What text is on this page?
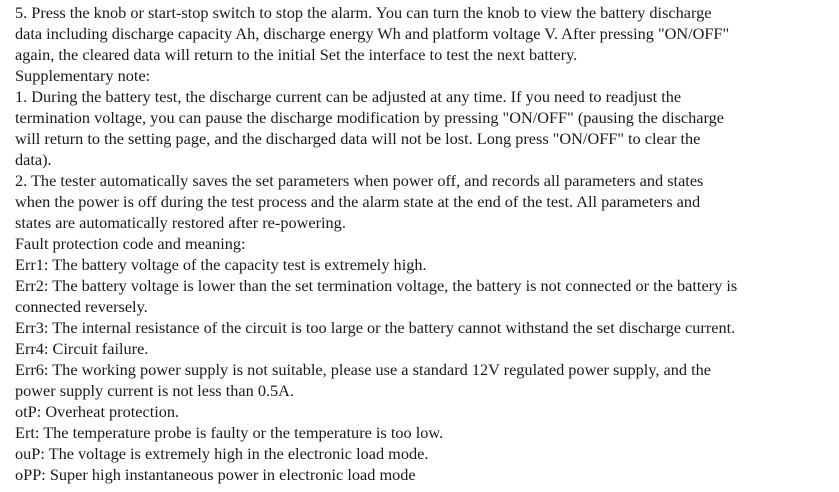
5. Press the knob or start-stop switch to stop the alarm. You can turn the knob to view the battery discharge
data including discharge capacity Ah, discharge energy Wh and platform voltage V. After pressing "ON/OFF"
again, the cleared data will return to the initial Set the interface to test the next battery.
Supplementary note:
1. During the battery test, the discharge current can be adjusted at any time. If you need to readjust the
termination voltage, you can pause the discharge modification by pressing "ON/OFF" (pausing the discharge
will return to the setting page, and the discharged data will not be lost. Long press "ON/OFF" to clear the
data).
2. The tester automatically saves the set parameters when power off, and records all parameters and states
when the power is off during the test process and the alarm state at the end of the test. All parameters and
states are automatically restored after re-powering.
Fault protection code and meaning:
Err1: The battery voltage of the capacity test is extremely high.
Err2: The battery voltage is lower than the set termination voltage, the battery is not connected or the battery is
connected reversely.
Err3: The internal resistance of the circuit is too large or the battery cannot withstand the set discharge current.
Err4: Circuit failure.
Err6: The working power supply is not suitable, please use a standard 12V regulated power supply, and the
power supply current is not less than 0.5A.
otP: Overheat protection.
Ert: The temperature probe is faulty or the temperature is too low.
ouP: The voltage is extremely high in the electronic load mode.
oPP: Super high instantaneous power in electronic load mode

● ● ● ● ● ● ●

- The exercise: How many lines in the records above contain the word "current"? Give only the number.

- Solution to the exercise: 3